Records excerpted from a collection
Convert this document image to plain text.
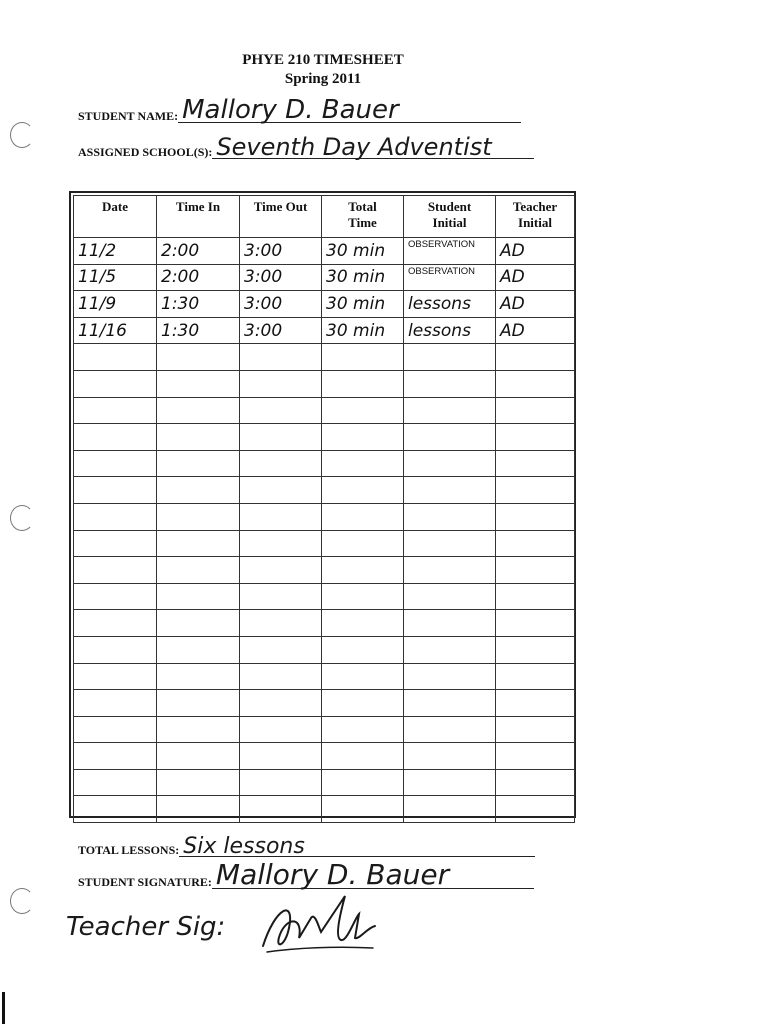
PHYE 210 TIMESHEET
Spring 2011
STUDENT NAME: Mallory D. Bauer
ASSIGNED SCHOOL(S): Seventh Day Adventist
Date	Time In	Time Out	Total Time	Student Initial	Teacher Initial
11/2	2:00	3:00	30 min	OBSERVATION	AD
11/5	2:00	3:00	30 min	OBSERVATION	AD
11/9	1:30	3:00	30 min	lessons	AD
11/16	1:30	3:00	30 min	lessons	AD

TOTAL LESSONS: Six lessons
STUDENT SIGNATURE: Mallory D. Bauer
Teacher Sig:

* * *

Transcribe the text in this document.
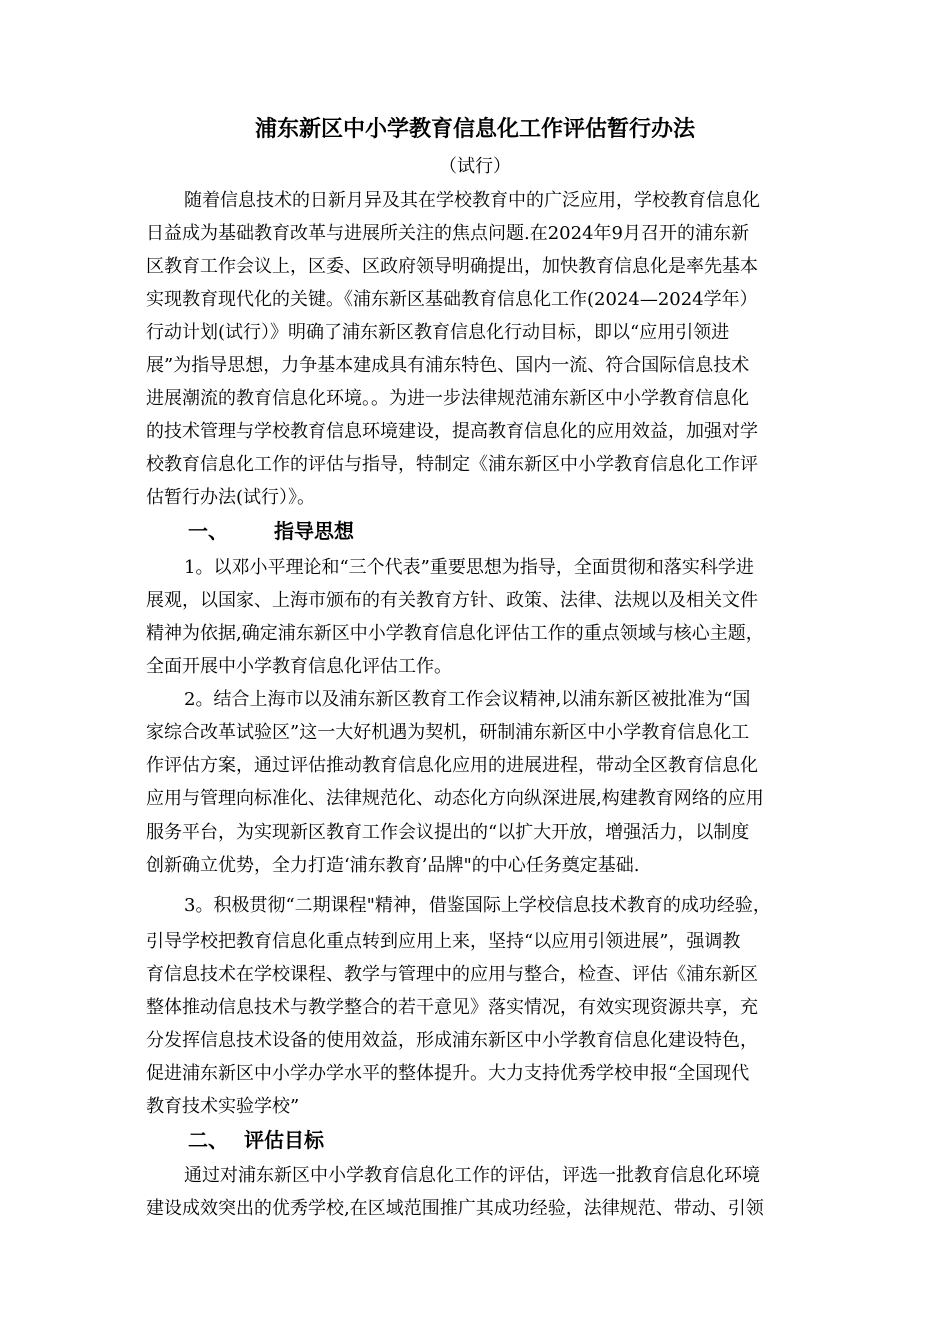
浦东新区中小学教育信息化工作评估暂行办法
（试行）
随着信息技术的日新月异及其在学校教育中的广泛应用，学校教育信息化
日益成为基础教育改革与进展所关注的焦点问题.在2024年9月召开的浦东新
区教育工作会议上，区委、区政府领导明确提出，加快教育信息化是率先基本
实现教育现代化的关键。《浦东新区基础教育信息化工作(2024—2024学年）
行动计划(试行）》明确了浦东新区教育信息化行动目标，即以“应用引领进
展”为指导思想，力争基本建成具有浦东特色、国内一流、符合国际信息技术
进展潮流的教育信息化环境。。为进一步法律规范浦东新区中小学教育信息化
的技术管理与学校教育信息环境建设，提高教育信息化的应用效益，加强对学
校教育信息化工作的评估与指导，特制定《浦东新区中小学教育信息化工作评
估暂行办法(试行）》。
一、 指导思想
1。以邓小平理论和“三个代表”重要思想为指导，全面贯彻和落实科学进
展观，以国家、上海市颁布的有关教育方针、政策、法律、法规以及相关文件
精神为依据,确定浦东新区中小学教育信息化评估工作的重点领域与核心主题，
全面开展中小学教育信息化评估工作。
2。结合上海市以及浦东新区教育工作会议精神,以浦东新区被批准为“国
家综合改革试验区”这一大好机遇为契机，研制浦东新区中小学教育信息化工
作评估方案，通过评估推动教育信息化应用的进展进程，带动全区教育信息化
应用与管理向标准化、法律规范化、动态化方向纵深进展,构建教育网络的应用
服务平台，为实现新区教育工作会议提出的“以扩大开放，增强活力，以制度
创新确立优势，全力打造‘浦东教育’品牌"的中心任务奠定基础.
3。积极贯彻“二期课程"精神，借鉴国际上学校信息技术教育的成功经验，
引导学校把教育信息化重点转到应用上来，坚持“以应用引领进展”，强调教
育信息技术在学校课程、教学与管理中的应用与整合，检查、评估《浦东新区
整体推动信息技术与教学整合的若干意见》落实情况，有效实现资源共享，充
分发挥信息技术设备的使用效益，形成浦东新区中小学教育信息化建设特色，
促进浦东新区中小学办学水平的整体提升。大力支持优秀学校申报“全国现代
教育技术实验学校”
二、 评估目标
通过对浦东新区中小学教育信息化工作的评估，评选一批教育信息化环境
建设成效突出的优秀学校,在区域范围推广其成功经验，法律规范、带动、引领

==

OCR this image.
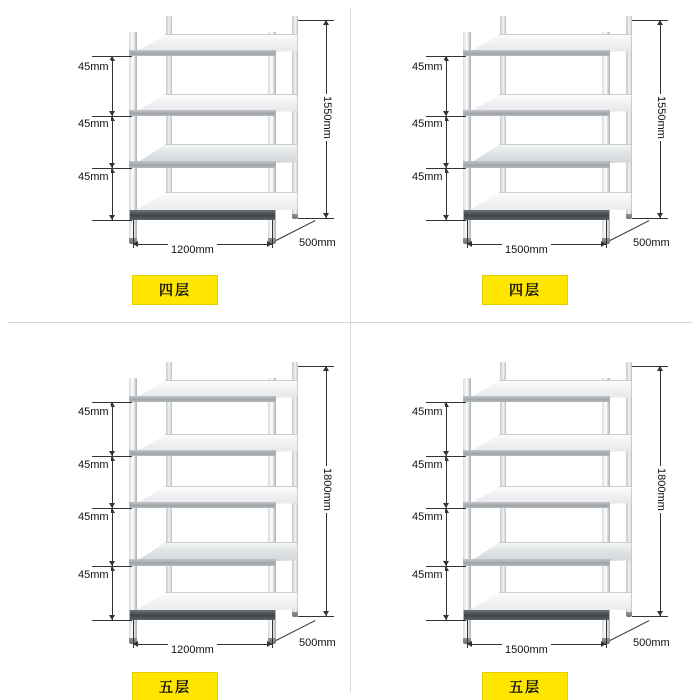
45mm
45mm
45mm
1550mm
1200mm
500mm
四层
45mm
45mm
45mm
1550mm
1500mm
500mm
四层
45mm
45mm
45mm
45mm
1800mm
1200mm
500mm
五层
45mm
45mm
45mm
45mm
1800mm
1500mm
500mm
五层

EXERCISE: Above are the records; copy every line in them that holds the word "this".

RESPONSE:
Convert this document image to plain text.
Transcribe the text in this document.
OCR this image.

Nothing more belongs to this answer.